Your task:
Output all lines exactly.

Rows:

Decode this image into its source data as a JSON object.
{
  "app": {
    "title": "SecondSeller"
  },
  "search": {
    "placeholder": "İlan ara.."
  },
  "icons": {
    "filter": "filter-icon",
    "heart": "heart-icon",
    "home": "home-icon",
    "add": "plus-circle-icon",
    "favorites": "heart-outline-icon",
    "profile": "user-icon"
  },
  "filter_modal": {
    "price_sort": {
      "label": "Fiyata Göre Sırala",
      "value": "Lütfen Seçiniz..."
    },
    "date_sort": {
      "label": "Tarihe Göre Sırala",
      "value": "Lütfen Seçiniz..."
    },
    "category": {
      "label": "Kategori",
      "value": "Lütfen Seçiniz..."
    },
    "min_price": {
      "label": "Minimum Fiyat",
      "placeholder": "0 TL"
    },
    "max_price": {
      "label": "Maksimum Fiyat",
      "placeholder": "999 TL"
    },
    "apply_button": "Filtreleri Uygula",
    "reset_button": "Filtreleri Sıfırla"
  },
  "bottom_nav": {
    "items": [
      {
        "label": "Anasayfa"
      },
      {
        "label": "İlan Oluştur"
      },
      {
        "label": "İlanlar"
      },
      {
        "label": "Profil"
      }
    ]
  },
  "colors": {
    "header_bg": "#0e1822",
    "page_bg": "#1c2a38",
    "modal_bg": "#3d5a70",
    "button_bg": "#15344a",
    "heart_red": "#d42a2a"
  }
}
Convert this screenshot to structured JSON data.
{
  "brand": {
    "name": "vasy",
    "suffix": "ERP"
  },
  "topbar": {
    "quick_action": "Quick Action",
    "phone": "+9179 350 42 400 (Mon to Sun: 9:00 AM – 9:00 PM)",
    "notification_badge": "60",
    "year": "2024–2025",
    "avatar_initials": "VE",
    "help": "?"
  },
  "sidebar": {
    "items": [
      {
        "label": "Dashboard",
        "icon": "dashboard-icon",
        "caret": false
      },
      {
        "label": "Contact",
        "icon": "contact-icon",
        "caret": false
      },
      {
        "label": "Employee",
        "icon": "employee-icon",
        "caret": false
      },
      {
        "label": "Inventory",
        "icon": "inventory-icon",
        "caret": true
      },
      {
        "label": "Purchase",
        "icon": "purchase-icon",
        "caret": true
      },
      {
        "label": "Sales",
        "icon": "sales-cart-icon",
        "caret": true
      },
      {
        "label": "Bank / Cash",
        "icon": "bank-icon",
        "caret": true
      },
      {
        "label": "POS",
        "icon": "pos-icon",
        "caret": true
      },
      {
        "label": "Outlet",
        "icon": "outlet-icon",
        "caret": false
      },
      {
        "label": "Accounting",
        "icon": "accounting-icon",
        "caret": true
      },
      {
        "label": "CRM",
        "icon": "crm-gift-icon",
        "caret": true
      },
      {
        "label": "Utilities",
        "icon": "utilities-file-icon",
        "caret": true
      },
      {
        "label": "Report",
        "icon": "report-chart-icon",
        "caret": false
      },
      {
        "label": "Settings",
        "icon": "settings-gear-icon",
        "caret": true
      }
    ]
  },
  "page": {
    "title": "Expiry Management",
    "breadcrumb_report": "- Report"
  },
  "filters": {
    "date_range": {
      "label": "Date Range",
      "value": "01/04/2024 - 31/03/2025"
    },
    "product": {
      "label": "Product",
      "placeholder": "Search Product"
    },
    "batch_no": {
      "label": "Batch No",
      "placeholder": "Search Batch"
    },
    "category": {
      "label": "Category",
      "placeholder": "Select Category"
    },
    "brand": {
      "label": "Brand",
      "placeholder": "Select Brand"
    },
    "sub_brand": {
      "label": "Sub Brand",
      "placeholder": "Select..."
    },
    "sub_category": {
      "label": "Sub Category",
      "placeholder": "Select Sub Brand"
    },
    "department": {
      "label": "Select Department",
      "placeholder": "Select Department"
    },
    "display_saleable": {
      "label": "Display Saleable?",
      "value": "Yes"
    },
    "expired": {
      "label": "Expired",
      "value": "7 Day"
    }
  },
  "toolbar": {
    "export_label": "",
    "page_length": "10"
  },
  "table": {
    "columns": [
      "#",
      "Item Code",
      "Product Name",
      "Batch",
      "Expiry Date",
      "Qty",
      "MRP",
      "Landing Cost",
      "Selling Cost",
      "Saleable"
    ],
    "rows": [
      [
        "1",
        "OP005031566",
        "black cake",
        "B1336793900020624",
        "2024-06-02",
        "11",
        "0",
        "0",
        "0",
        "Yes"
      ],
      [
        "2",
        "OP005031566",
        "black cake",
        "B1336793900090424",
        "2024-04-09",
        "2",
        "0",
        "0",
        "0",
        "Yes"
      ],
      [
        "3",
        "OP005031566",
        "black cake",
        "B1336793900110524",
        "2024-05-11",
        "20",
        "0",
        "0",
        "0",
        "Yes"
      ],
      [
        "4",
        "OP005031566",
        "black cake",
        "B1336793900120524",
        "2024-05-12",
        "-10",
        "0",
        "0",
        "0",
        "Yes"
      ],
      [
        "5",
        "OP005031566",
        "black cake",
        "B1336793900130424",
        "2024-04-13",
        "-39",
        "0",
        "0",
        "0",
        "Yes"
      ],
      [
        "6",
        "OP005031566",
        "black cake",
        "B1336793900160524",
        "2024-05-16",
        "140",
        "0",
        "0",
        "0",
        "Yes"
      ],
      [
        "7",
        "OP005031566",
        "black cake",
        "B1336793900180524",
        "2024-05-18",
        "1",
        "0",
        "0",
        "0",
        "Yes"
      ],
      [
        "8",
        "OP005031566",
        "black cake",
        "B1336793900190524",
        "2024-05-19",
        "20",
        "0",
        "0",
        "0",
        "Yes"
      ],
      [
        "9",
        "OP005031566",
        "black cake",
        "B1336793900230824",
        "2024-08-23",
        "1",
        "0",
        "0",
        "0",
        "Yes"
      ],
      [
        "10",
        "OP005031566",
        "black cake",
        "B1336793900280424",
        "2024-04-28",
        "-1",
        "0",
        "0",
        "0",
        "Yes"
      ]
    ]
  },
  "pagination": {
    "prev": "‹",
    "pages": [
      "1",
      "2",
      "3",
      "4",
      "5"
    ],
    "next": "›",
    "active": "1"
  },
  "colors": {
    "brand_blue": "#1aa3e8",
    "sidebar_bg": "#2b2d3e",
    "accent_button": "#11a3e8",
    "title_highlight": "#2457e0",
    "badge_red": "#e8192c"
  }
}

Expected answer:
Decode this image into its source data as a JSON object.
{
  "app": {
    "title": "SecondSeller"
  },
  "search": {
    "placeholder": "İlan ara.."
  },
  "icons": {
    "filter": "filter-icon",
    "heart": "heart-icon",
    "home": "home-icon",
    "add": "plus-circle-icon",
    "favorites": "heart-outline-icon",
    "profile": "user-icon"
  },
  "filter_modal": {
    "price_sort": {
      "label": "Fiyata Göre Sırala",
      "value": "Lütfen Seçiniz..."
    },
    "date_sort": {
      "label": "Tarihe Göre Sırala",
      "value": "Lütfen Seçiniz..."
    },
    "category": {
      "label": "Kategori",
      "value": "Lütfen Seçiniz..."
    },
    "min_price": {
      "label": "Minimum Fiyat",
      "placeholder": "0 TL"
    },
    "max_price": {
      "label": "Maksimum Fiyat",
      "placeholder": "999 TL"
    },
    "apply_button": "Filtreleri Uygula",
    "reset_button": "Filtreleri Sıfırla"
  },
  "bottom_nav": {
    "items": [
      {
        "label": "Anasayfa"
      },
      {
        "label": "İlan Oluştur"
      },
      {
        "label": "İlanlar"
      },
      {
        "label": "Profil"
      }
    ]
  },
  "colors": {
    "header_bg": "#0e1822",
    "page_bg": "#1c2a38",
    "modal_bg": "#3d5a70",
    "button_bg": "#15344a",
    "heart_red": "#d42a2a"
  }
}
Convert this screenshot to structured JSON data.
{
  "brand": {
    "name": "vasy",
    "suffix": "ERP"
  },
  "topbar": {
    "quick_action": "Quick Action",
    "phone": "+9179 350 42 400 (Mon to Sun: 9:00 AM – 9:00 PM)",
    "notification_badge": "60",
    "year": "2024–2025",
    "avatar_initials": "VE",
    "help": "?"
  },
  "sidebar": {
    "items": [
      {
        "label": "Dashboard",
        "icon": "dashboard-icon",
        "caret": false
      },
      {
        "label": "Contact",
        "icon": "contact-icon",
        "caret": false
      },
      {
        "label": "Employee",
        "icon": "employee-icon",
        "caret": false
      },
      {
        "label": "Inventory",
        "icon": "inventory-icon",
        "caret": true
      },
      {
        "label": "Purchase",
        "icon": "purchase-icon",
        "caret": true
      },
      {
        "label": "Sales",
        "icon": "sales-cart-icon",
        "caret": true
      },
      {
        "label": "Bank / Cash",
        "icon": "bank-icon",
        "caret": true
      },
      {
        "label": "POS",
        "icon": "pos-icon",
        "caret": true
      },
      {
        "label": "Outlet",
        "icon": "outlet-icon",
        "caret": false
      },
      {
        "label": "Accounting",
        "icon": "accounting-icon",
        "caret": true
      },
      {
        "label": "CRM",
        "icon": "crm-gift-icon",
        "caret": true
      },
      {
        "label": "Utilities",
        "icon": "utilities-file-icon",
        "caret": true
      },
      {
        "label": "Report",
        "icon": "report-chart-icon",
        "caret": false
      },
      {
        "label": "Settings",
        "icon": "settings-gear-icon",
        "caret": true
      }
    ]
  },
  "page": {
    "title": "Expiry Management",
    "breadcrumb_report": "- Report"
  },
  "filters": {
    "date_range": {
      "label": "Date Range",
      "value": "01/04/2024 - 31/03/2025"
    },
    "product": {
      "label": "Product",
      "placeholder": "Search Product"
    },
    "batch_no": {
      "label": "Batch No",
      "placeholder": "Search Batch"
    },
    "category": {
      "label": "Category",
      "placeholder": "Select Category"
    },
    "brand": {
      "label": "Brand",
      "placeholder": "Select Brand"
    },
    "sub_brand": {
      "label": "Sub Brand",
      "placeholder": "Select..."
    },
    "sub_category": {
      "label": "Sub Category",
      "placeholder": "Select Sub Brand"
    },
    "department": {
      "label": "Select Department",
      "placeholder": "Select Department"
    },
    "display_saleable": {
      "label": "Display Saleable?",
      "value": "Yes"
    },
    "expired": {
      "label": "Expired",
      "value": "7 Day"
    }
  },
  "toolbar": {
    "export_label": "",
    "page_length": "10"
  },
  "table": {
    "columns": [
      "#",
      "Item Code",
      "Product Name",
      "Batch",
      "Expiry Date",
      "Qty",
      "MRP",
      "Landing Cost",
      "Selling Cost",
      "Saleable"
    ],
    "rows": [
      [
        "1",
        "OP005031566",
        "black cake",
        "B1336793900020624",
        "2024-06-02",
        "11",
        "0",
        "0",
        "0",
        "Yes"
      ],
      [
        "2",
        "OP005031566",
        "black cake",
        "B1336793900090424",
        "2024-04-09",
        "2",
        "0",
        "0",
        "0",
        "Yes"
      ],
      [
        "3",
        "OP005031566",
        "black cake",
        "B1336793900110524",
        "2024-05-11",
        "20",
        "0",
        "0",
        "0",
        "Yes"
      ],
      [
        "4",
        "OP005031566",
        "black cake",
        "B1336793900120524",
        "2024-05-12",
        "-10",
        "0",
        "0",
        "0",
        "Yes"
      ],
      [
        "5",
        "OP005031566",
        "black cake",
        "B1336793900130424",
        "2024-04-13",
        "-39",
        "0",
        "0",
        "0",
        "Yes"
      ],
      [
        "6",
        "OP005031566",
        "black cake",
        "B1336793900160524",
        "2024-05-16",
        "140",
        "0",
        "0",
        "0",
        "Yes"
      ],
      [
        "7",
        "OP005031566",
        "black cake",
        "B1336793900180524",
        "2024-05-18",
        "1",
        "0",
        "0",
        "0",
        "Yes"
      ],
      [
        "8",
        "OP005031566",
        "black cake",
        "B1336793900190524",
        "2024-05-19",
        "20",
        "0",
        "0",
        "0",
        "Yes"
      ],
      [
        "9",
        "OP005031566",
        "black cake",
        "B1336793900230824",
        "2024-08-23",
        "1",
        "0",
        "0",
        "0",
        "Yes"
      ],
      [
        "10",
        "OP005031566",
        "black cake",
        "B1336793900280424",
        "2024-04-28",
        "-1",
        "0",
        "0",
        "0",
        "Yes"
      ]
    ]
  },
  "pagination": {
    "prev": "‹",
    "pages": [
      "1",
      "2",
      "3",
      "4",
      "5"
    ],
    "next": "›",
    "active": "1"
  },
  "colors": {
    "brand_blue": "#1aa3e8",
    "sidebar_bg": "#2b2d3e",
    "accent_button": "#11a3e8",
    "title_highlight": "#2457e0",
    "badge_red": "#e8192c"
  }
}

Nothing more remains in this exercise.